* **What the exercise asks**: Recast every line of the entries below as a Markdown table with two columns, Row and Content: number each row and put the line's text beside it. Skip blank lines, and leave the pictures out.

* **Information shown**:

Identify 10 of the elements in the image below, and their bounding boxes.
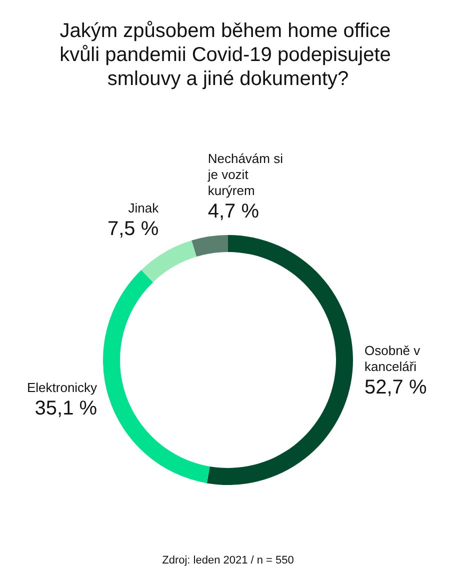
data-label: 4,7 % — [208, 200, 260, 222]
slice-label: Elektronicky — [26, 380, 98, 395]
slice-label: Nechávám si je vozit kurýrem — [206, 150, 284, 198]
slice-label: Jinak — [128, 200, 160, 216]
data-label: 7,5 % — [107, 218, 159, 240]
chart-title: Jakým způsobem během home office kvůli pandemii Covid-19 podepisujete smlouvy a jiné dokumenty? — [60, 20, 396, 90]
text: Zdroj: leden 2021 / n = 550 — [162, 554, 294, 566]
data-label: 35,1 % — [34, 397, 98, 420]
data-label: 52,7 % — [364, 376, 427, 399]
slice-label: Osobně v kanceláři — [364, 343, 421, 374]
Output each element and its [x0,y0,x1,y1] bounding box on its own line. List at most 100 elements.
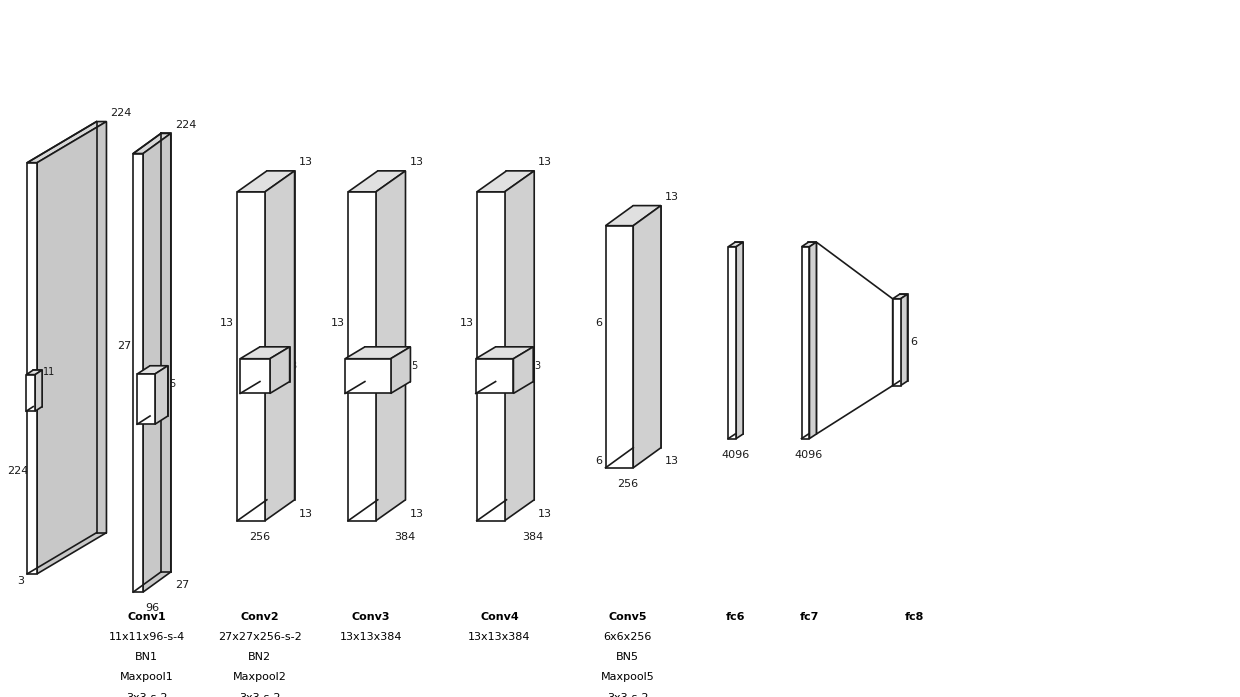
Polygon shape [737,242,743,438]
Text: 3: 3 [290,360,296,371]
Polygon shape [496,347,533,381]
Polygon shape [728,247,737,438]
Text: 224: 224 [7,466,29,476]
Text: 3x3-s-2: 3x3-s-2 [125,693,167,697]
Text: 3: 3 [17,576,25,585]
Text: 96: 96 [145,603,159,613]
Text: 13x13x384: 13x13x384 [340,632,402,642]
Polygon shape [808,242,816,434]
Text: 3x3-s-2: 3x3-s-2 [606,693,649,697]
Text: fc6: fc6 [725,612,745,622]
Polygon shape [476,359,513,393]
Text: Maxpool1: Maxpool1 [119,673,174,682]
Text: Conv2: Conv2 [241,612,279,622]
Polygon shape [345,347,410,359]
Polygon shape [37,121,107,574]
Text: 13: 13 [665,456,680,466]
Polygon shape [477,171,534,192]
Text: 256: 256 [249,532,270,542]
Text: fc7: fc7 [800,612,818,622]
Polygon shape [27,121,107,162]
Text: 5: 5 [358,398,365,408]
Polygon shape [35,370,42,411]
Text: 384: 384 [522,532,544,542]
Text: 6x6x256: 6x6x256 [604,632,652,642]
Polygon shape [241,347,290,359]
Polygon shape [505,171,534,521]
Polygon shape [378,171,405,500]
Text: 13: 13 [409,509,423,519]
Polygon shape [138,366,167,374]
Text: 4096: 4096 [795,450,823,459]
Text: 13: 13 [331,319,345,328]
Text: Conv1: Conv1 [128,612,166,622]
Polygon shape [735,242,743,434]
Polygon shape [155,366,167,424]
Polygon shape [161,133,171,572]
Polygon shape [893,299,900,385]
Polygon shape [237,192,265,521]
Text: BN2: BN2 [248,652,272,662]
Text: 6: 6 [595,456,603,466]
Polygon shape [241,359,270,393]
Polygon shape [26,374,35,411]
Polygon shape [345,359,391,393]
Text: BN5: BN5 [616,652,639,662]
Polygon shape [270,347,290,393]
Polygon shape [267,171,295,500]
Text: 13x13x384: 13x13x384 [469,632,531,642]
Text: 224: 224 [110,108,131,118]
Polygon shape [33,370,42,406]
Polygon shape [26,370,42,374]
Polygon shape [899,294,908,381]
Polygon shape [513,347,533,393]
Polygon shape [605,226,634,468]
Text: 13: 13 [299,509,312,519]
Polygon shape [138,374,155,424]
Text: Maxpool5: Maxpool5 [601,673,655,682]
Text: 27: 27 [117,342,131,351]
Text: BN1: BN1 [135,652,157,662]
Text: 5: 5 [169,379,175,389]
Text: Conv3: Conv3 [352,612,391,622]
Polygon shape [348,192,376,521]
Text: Conv4: Conv4 [480,612,518,622]
Polygon shape [634,206,661,447]
Text: 13: 13 [409,158,423,167]
Text: 11: 11 [27,415,40,426]
Polygon shape [816,242,893,434]
Polygon shape [893,294,908,299]
Text: 13: 13 [538,509,552,519]
Polygon shape [801,242,816,247]
Text: 6: 6 [910,337,918,347]
Text: Maxpool2: Maxpool2 [233,673,286,682]
Polygon shape [900,294,908,385]
Text: 5: 5 [143,429,149,439]
Text: 27x27x256-s-2: 27x27x256-s-2 [218,632,301,642]
Polygon shape [810,242,816,438]
Text: 5: 5 [412,360,418,371]
Polygon shape [27,162,37,574]
Polygon shape [133,133,171,153]
Text: 3: 3 [249,398,255,408]
Text: 224: 224 [175,120,196,130]
Text: Conv5: Conv5 [609,612,647,622]
Text: 256: 256 [618,479,639,489]
Polygon shape [728,242,743,247]
Text: 13: 13 [665,192,680,202]
Text: 4096: 4096 [722,450,750,459]
Polygon shape [476,347,533,359]
Text: 3: 3 [487,398,494,408]
Polygon shape [634,206,661,468]
Polygon shape [605,206,661,226]
Text: 3: 3 [534,360,541,371]
Polygon shape [801,247,810,438]
Text: 13: 13 [538,158,552,167]
Polygon shape [348,171,405,192]
Polygon shape [265,171,295,521]
Polygon shape [133,153,143,592]
Polygon shape [260,347,290,381]
Text: 11x11x96-s-4: 11x11x96-s-4 [108,632,185,642]
Polygon shape [376,171,405,521]
Text: 13: 13 [299,158,312,167]
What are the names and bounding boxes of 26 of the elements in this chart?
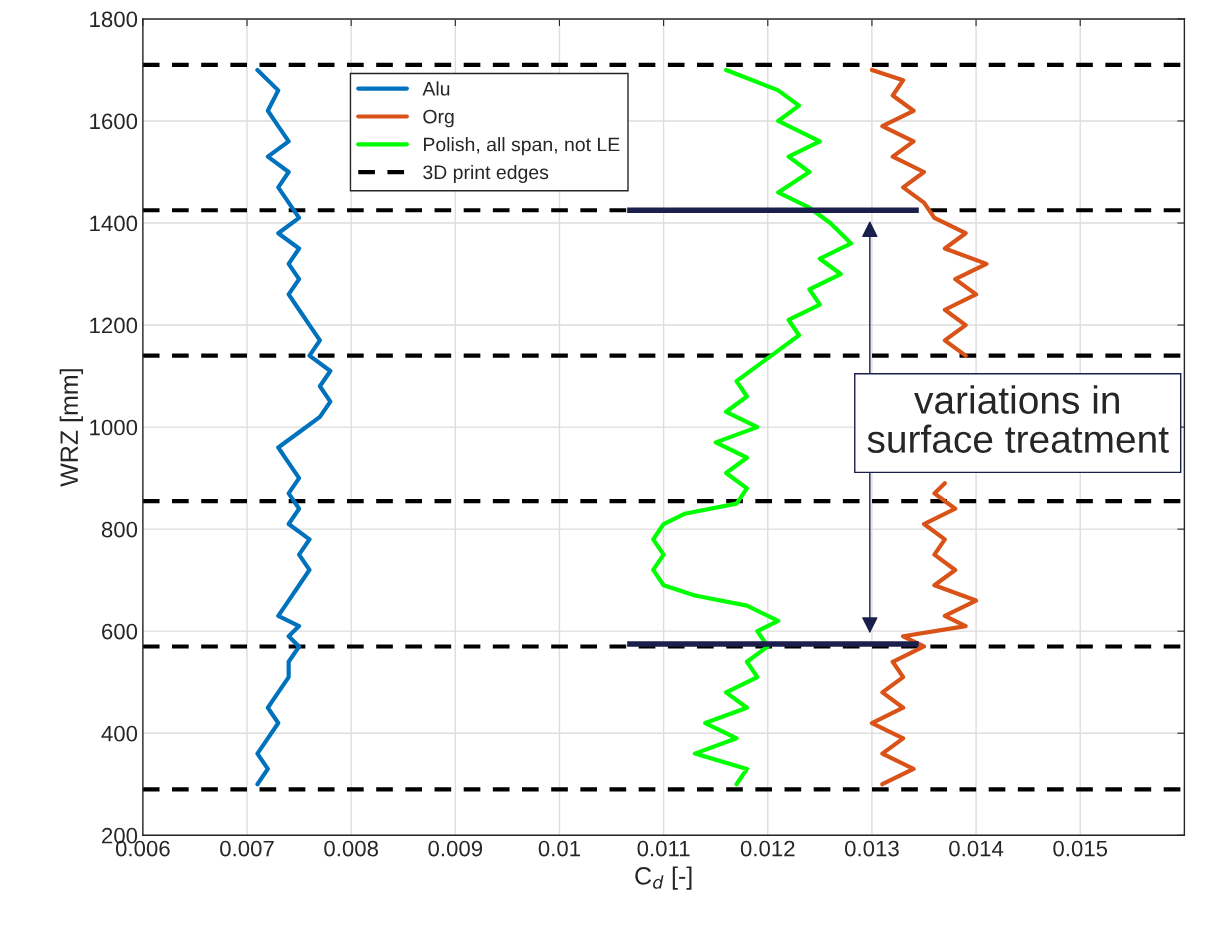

* **Worked solution**:
| Row | Content |
|---|---|
| 1 | Identify 10 of the elements in the image below, and their bounding boxes. |
| 2 | data-label: 4,7 % — [208, 200, 260, 222] |
| 3 | slice-label: Elektronicky — [26, 380, 98, 395] |
| 4 | slice-label: Nechávám si je vozit kurýrem — [206, 150, 284, 198] |
| 5 | slice-label: Jinak — [128, 200, 160, 216] |
| 6 | data-label: 7,5 % — [107, 218, 159, 240] |
| 7 | chart-title: Jakým způsobem během home office kvůli pandemii Covid-19 podepisujete smlouvy a jiné dokumenty? — [60, 20, 396, 90] |
| 8 | text: Zdroj: leden 2021 / n = 550 — [162, 554, 294, 566] |
| 9 | data-label: 35,1 % — [34, 397, 98, 420] |
| 10 | data-label: 52,7 % — [364, 376, 427, 399] |
| 11 | slice-label: Osobně v kanceláři — [364, 343, 421, 374] |
| 12 | Output each element and its [x0,y0,x1,y1] bounding box on its own line. List at most 100 elements. |
| 13 | Polygon shape [737,242,743,438] |
| 14 | Text: 3: 3 [290,360,296,371] |
| 15 | Polygon shape [496,347,533,381] |
| 16 | Polygon shape [728,247,737,438] |
| 17 | Text: 224: 224 [7,466,29,476] |
| 18 | Text: 3x3-s-2: 3x3-s-2 [125,693,167,697] |
| 19 | Text: 3: 3 [17,576,25,585] |
| 20 | Text: 96: 96 [145,603,159,613] |
| 21 | Text: 13x13x384: 13x13x384 [340,632,402,642] |
| 22 | Polygon shape [808,242,816,434] |
| 23 | Text: 3x3-s-2: 3x3-s-2 [606,693,649,697] |
| 24 | Text: fc6: fc6 [725,612,745,622] |
| 25 | Polygon shape [476,359,513,393] |
| 26 | Text: Maxpool1: Maxpool1 [119,673,174,682] |
| 27 | Text: Conv2: Conv2 [241,612,279,622] |
| 28 | Polygon shape [345,347,410,359] |
| 29 | Polygon shape [37,121,107,574] |
| 30 | Text: 13: 13 [665,456,680,466] |
| 31 | Polygon shape [477,171,534,192] |
| 32 | Text: 256: 256 [249,532,270,542] |
| 33 | Text: fc7: fc7 [800,612,818,622] |
| 34 | Polygon shape [27,121,107,162] |
| 35 | Text: 5: 5 [358,398,365,408] |
| 36 | Polygon shape [35,370,42,411] |
| 37 | Text: 384: 384 [522,532,544,542] |
| 38 | Text: 6x6x256: 6x6x256 [604,632,652,642] |
| 39 | Polygon shape [241,347,290,359] |
| 40 | Polygon shape [505,171,534,521] |
| 41 | Polygon shape [378,171,405,500] |
| 42 | Text: 13: 13 [409,509,423,519] |
| 43 | Polygon shape [138,366,167,374] |
| 44 | Text: 4096: 4096 [795,450,823,459] |
| 45 | Text: 13: 13 [331,319,345,328] |
| 46 | Text: Conv1: Conv1 [128,612,166,622] |
| 47 | Polygon shape [735,242,743,434] |
| 48 | Polygon shape [155,366,167,424] |
| 49 | Polygon shape [161,133,171,572] |
| 50 | Polygon shape [893,299,900,385] |
| 51 | Polygon shape [237,192,265,521] |
| 52 | Text: BN2: BN2 [248,652,272,662] |
| 53 | Text: 6: 6 [595,456,603,466] |
| 54 | Polygon shape [241,359,270,393] |
| 55 | Polygon shape [26,374,35,411] |
| 56 | Polygon shape [345,359,391,393] |
| 57 | Text: BN5: BN5 [616,652,639,662] |
| 58 | Polygon shape [270,347,290,393] |
| 59 | Polygon shape [267,171,295,500] |
| 60 | Text: 13x13x384: 13x13x384 [469,632,531,642] |
| 61 | Text: 224: 224 [110,108,131,118] |
| 62 | Polygon shape [33,370,42,406] |
| 63 | Polygon shape [26,370,42,374] |
| 64 | Polygon shape [899,294,908,381] |
| 65 | Polygon shape [513,347,533,393] |
| 66 | Polygon shape [605,226,634,468] |
| 67 | Text: 13: 13 [299,509,312,519] |
| 68 | Polygon shape [138,374,155,424] |
| 69 | Text: Maxpool5: Maxpool5 [601,673,655,682] |
| 70 | Text: 27: 27 [117,342,131,351] |
| 71 | Text: BN1: BN1 [135,652,157,662] |
| 72 | Text: 5: 5 [169,379,175,389] |
| 73 | Text: Conv3: Conv3 [352,612,391,622] |
| 74 | Polygon shape [348,192,376,521] |
| 75 | Text: Conv4: Conv4 [480,612,518,622] |
| 76 | Polygon shape [634,206,661,447] |
| 77 | Text: 13: 13 [409,158,423,167] |
| 78 | Text: 11: 11 [27,415,40,426] |
| 79 | Polygon shape [816,242,893,434] |
| 80 | Polygon shape [893,294,908,299] |
| 81 | Text: 13: 13 [538,509,552,519] |
| 82 | Polygon shape [801,242,816,247] |
| 83 | Text: 6: 6 [910,337,918,347] |
| 84 | Text: Maxpool2: Maxpool2 [233,673,286,682] |
| 85 | Polygon shape [900,294,908,385] |
| 86 | Text: 5: 5 [143,429,149,439] |
| 87 | Text: 27x27x256-s-2: 27x27x256-s-2 [218,632,301,642] |
| 88 | Polygon shape [810,242,816,438] |
| 89 | Text: 5: 5 [412,360,418,371] |
| 90 | Polygon shape [27,162,37,574] |
| 91 | Polygon shape [133,133,171,153] |
| 92 | Text: 3: 3 [249,398,255,408] |
| 93 | Text: 224: 224 [175,120,196,130] |
| 94 | Text: Conv5: Conv5 [609,612,647,622] |
| 95 | Text: 256: 256 [618,479,639,489] |
| 96 | Polygon shape [728,242,743,247] |
| 97 | Text: 13: 13 [665,192,680,202] |
| 98 | Text: 4096: 4096 [722,450,750,459] |
| 99 | Polygon shape [476,347,533,359] |
| 100 | Text: 3: 3 [487,398,494,408] |
| 101 | Polygon shape [634,206,661,468] |
| 102 | Polygon shape [605,206,661,226] |
| 103 | Text: 3: 3 [534,360,541,371] |
| 104 | Polygon shape [801,247,810,438] |
| 105 | Text: 13: 13 [538,158,552,167] |
| 106 | Polygon shape [348,171,405,192] |
| 107 | Polygon shape [265,171,295,521] |
| 108 | Polygon shape [133,153,143,592] |
| 109 | Polygon shape [260,347,290,381] |
| 110 | Text: 11x11x96-s-4: 11x11x96-s-4 [108,632,185,642] |
| 111 | Polygon shape [376,171,405,521] |
| 112 | Text: 13: 13 [299,158,312,167] |
| 113 | What are the names and bounding boxes of 26 of the elements in this chart? |